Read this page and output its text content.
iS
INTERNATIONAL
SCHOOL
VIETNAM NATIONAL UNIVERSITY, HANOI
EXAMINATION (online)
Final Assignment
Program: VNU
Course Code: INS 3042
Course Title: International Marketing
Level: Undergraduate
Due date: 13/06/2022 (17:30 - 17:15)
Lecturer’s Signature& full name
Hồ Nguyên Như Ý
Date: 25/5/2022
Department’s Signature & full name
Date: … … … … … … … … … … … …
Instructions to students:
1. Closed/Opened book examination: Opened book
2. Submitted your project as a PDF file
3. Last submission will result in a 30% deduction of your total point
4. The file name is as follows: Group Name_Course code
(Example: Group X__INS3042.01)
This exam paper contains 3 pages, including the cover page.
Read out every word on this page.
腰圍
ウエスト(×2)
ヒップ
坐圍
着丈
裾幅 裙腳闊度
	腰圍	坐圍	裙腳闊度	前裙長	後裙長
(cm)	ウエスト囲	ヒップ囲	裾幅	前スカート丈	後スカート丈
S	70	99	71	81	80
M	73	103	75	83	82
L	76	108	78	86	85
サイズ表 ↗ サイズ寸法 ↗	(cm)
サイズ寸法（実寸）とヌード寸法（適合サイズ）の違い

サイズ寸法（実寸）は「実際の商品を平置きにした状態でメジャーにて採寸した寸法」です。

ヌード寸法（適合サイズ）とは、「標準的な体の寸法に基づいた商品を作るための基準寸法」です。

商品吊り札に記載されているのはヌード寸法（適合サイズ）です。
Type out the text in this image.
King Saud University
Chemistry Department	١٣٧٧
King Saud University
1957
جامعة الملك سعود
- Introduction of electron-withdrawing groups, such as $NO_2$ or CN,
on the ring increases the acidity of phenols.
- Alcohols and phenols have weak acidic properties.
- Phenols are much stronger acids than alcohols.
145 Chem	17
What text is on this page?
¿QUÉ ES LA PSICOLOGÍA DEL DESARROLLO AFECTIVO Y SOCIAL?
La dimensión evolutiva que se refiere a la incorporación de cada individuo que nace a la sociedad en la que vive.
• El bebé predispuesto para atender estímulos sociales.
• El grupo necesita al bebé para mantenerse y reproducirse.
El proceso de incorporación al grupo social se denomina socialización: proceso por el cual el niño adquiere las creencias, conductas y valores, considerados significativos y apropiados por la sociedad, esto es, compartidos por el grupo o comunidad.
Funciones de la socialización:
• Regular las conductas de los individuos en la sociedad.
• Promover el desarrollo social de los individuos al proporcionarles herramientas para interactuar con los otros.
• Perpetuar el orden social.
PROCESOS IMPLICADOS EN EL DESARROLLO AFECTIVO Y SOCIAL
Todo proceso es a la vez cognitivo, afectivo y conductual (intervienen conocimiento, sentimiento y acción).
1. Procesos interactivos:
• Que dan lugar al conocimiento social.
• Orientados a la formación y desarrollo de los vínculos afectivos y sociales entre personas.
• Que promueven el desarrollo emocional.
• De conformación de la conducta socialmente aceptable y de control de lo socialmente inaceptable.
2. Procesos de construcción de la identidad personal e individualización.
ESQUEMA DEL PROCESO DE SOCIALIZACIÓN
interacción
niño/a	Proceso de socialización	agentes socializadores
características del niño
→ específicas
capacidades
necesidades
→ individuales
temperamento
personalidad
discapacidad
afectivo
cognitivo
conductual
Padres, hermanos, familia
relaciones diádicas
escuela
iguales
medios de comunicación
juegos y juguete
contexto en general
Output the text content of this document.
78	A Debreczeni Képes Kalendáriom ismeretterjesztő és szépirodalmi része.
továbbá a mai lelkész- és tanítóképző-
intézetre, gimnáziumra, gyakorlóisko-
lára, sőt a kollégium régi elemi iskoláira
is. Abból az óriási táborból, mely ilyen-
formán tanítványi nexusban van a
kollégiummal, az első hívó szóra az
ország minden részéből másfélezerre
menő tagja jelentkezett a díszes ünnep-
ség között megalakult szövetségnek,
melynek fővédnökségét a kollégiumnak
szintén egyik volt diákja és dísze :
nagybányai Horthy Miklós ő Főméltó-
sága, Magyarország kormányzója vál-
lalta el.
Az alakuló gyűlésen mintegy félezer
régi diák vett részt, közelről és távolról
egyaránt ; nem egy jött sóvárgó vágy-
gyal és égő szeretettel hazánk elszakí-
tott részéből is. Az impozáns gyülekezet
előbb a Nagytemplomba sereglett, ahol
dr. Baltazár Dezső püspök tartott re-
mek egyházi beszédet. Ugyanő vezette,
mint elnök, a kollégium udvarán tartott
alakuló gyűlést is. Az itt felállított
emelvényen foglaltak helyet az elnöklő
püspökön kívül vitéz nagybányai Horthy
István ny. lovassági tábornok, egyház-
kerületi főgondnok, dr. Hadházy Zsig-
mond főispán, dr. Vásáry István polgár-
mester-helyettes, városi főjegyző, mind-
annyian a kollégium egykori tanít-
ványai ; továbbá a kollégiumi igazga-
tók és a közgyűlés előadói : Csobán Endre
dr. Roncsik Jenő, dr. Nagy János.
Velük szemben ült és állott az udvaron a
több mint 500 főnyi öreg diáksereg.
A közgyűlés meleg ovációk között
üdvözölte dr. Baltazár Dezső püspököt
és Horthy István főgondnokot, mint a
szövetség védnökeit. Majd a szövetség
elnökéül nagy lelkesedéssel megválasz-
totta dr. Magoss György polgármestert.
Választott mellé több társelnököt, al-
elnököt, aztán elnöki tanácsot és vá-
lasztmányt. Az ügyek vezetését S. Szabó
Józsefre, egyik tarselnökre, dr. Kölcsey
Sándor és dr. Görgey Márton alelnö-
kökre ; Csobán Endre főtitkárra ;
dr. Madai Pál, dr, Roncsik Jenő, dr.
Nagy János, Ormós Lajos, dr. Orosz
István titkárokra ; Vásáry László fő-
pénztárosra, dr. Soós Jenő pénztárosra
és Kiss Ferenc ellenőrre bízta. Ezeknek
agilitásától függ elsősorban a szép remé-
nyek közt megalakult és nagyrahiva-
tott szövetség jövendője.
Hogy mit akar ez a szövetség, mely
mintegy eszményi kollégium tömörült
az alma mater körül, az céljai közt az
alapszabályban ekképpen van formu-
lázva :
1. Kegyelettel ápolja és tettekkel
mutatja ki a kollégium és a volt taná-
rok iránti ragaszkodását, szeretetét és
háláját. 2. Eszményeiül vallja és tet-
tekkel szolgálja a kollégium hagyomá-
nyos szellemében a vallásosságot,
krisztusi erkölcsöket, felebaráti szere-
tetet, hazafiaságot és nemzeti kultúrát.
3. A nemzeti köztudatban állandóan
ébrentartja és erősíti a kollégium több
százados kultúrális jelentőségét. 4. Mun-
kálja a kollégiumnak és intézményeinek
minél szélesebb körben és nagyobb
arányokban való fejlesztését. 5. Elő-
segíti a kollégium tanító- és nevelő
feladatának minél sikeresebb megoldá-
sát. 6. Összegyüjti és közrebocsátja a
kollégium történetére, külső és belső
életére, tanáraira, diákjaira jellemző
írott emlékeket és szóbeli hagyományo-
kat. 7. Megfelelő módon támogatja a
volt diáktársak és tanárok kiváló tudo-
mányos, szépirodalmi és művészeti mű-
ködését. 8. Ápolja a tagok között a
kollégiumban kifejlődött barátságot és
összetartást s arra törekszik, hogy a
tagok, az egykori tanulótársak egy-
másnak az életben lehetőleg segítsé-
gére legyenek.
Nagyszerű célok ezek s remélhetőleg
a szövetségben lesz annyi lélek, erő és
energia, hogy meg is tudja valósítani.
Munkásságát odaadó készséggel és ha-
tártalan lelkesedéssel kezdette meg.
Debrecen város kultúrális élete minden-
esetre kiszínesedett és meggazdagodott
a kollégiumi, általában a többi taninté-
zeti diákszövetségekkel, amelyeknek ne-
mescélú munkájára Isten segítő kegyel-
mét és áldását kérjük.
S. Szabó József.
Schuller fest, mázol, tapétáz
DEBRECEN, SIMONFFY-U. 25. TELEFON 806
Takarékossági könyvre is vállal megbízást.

-- Exercise directions --
Within the listing above, copy each line that has the string "Read".

-- Completed exercise --
Read this page and output its text content.
Read out every word on this page.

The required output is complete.